▶ TO DO: Go through the listing below and list every line with "被告会社は".

▶ TASK DATA:

···

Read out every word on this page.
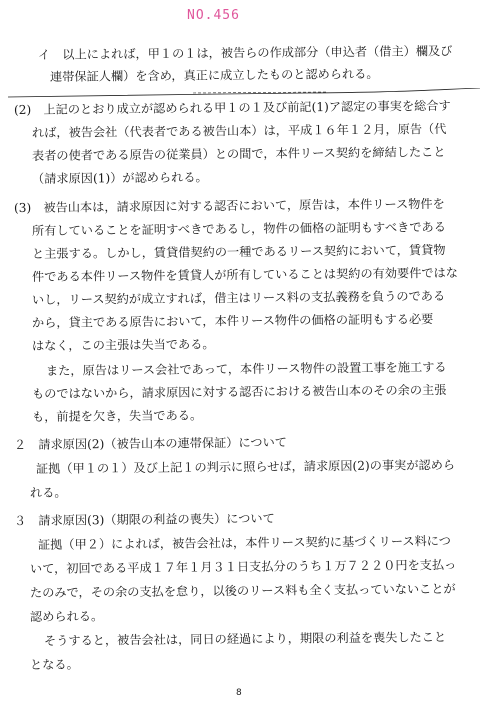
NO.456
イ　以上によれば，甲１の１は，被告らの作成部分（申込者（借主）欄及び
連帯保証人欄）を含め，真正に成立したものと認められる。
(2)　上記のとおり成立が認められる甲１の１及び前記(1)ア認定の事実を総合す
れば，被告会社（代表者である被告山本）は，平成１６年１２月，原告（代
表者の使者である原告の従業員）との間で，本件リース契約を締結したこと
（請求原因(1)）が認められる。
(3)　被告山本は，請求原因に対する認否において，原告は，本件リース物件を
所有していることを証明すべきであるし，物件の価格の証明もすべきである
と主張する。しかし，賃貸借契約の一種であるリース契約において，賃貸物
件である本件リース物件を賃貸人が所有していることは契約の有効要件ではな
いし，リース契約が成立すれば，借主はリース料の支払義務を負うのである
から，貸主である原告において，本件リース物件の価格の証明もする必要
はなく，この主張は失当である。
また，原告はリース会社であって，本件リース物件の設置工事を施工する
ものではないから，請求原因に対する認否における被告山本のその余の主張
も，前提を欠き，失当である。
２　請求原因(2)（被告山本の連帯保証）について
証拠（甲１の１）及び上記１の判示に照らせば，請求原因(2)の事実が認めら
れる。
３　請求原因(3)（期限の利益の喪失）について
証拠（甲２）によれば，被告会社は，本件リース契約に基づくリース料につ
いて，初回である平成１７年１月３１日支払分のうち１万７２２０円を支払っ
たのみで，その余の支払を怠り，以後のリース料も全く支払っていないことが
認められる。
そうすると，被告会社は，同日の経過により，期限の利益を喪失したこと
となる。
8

···

▶ EXERCISE RESPONSE:
証拠（甲２）によれば，被告会社は，本件リース契約に基づくリース料につ
そうすると，被告会社は，同日の経過により，期限の利益を喪失したこと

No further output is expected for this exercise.